Work to do: Set down, unchanged, the stretch of lines from the one containing "dialog-title: 192.168.1.105:8000 says" through the final line below, and nothing else.

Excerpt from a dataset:
· · · · · · ·

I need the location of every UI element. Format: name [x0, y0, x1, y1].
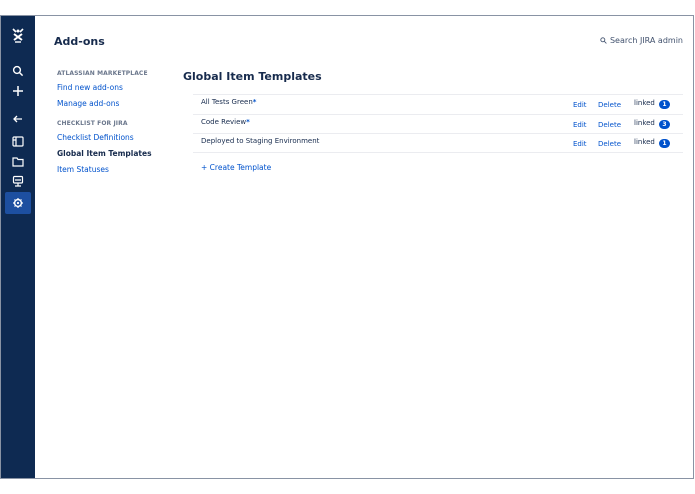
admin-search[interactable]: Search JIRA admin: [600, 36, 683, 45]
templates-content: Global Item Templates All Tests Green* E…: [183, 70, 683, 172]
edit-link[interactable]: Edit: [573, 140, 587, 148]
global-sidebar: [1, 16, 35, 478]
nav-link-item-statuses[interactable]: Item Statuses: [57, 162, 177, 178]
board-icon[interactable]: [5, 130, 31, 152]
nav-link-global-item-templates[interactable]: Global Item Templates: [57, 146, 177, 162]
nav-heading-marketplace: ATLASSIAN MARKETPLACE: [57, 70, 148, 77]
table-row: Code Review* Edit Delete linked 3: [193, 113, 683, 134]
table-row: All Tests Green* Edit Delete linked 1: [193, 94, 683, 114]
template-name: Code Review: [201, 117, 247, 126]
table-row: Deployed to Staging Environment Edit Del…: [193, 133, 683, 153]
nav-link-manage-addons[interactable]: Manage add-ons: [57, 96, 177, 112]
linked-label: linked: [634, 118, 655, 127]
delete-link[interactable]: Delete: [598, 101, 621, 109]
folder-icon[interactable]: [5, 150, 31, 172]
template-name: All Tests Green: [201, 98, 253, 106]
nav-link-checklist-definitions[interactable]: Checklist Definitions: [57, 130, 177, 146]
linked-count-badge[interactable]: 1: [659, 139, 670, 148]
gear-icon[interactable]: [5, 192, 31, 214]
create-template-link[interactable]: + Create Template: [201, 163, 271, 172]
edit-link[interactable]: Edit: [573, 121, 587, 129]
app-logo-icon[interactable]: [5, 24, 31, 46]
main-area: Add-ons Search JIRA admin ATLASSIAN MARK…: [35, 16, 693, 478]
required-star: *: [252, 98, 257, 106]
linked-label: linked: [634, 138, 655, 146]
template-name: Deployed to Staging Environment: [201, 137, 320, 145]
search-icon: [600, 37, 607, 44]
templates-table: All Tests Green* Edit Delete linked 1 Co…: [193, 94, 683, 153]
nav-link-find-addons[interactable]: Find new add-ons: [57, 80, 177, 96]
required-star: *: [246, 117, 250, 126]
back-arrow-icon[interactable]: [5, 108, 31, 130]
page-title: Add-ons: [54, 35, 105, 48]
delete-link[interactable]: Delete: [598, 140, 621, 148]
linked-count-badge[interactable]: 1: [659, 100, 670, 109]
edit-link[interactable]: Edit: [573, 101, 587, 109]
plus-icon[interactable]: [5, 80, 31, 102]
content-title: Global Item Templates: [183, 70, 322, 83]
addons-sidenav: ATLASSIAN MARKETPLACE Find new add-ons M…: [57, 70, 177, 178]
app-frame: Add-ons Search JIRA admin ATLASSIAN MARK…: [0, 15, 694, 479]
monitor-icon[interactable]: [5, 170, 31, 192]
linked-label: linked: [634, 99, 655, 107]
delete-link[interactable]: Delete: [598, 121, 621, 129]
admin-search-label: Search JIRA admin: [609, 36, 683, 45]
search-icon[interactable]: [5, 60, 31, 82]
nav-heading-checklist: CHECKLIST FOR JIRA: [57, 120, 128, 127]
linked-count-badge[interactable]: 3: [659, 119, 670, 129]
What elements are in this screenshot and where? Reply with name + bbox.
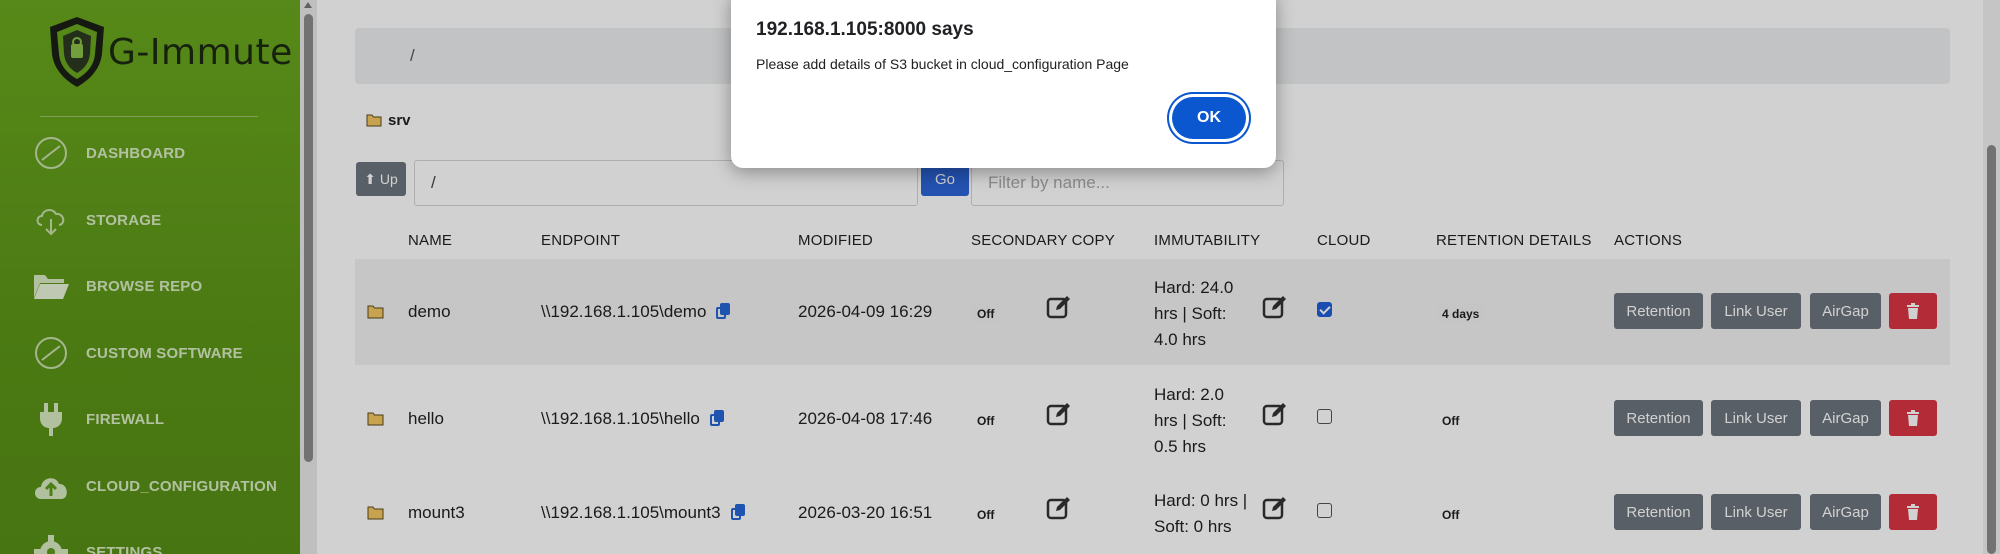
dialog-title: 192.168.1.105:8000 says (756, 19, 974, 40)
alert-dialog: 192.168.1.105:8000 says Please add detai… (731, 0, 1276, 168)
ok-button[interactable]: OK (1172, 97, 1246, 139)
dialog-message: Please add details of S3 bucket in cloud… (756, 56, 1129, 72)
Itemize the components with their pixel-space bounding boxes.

· · · · · · ·

The result:
dialog-title: 192.168.1.105:8000 says (756, 19, 974, 40)
alert-dialog: 192.168.1.105:8000 says Please add detai… (731, 0, 1276, 168)
ok-button[interactable]: OK (1172, 97, 1246, 139)
dialog-message: Please add details of S3 bucket in cloud… (756, 56, 1129, 72)
Itemize the components with their pixel-space bounding boxes.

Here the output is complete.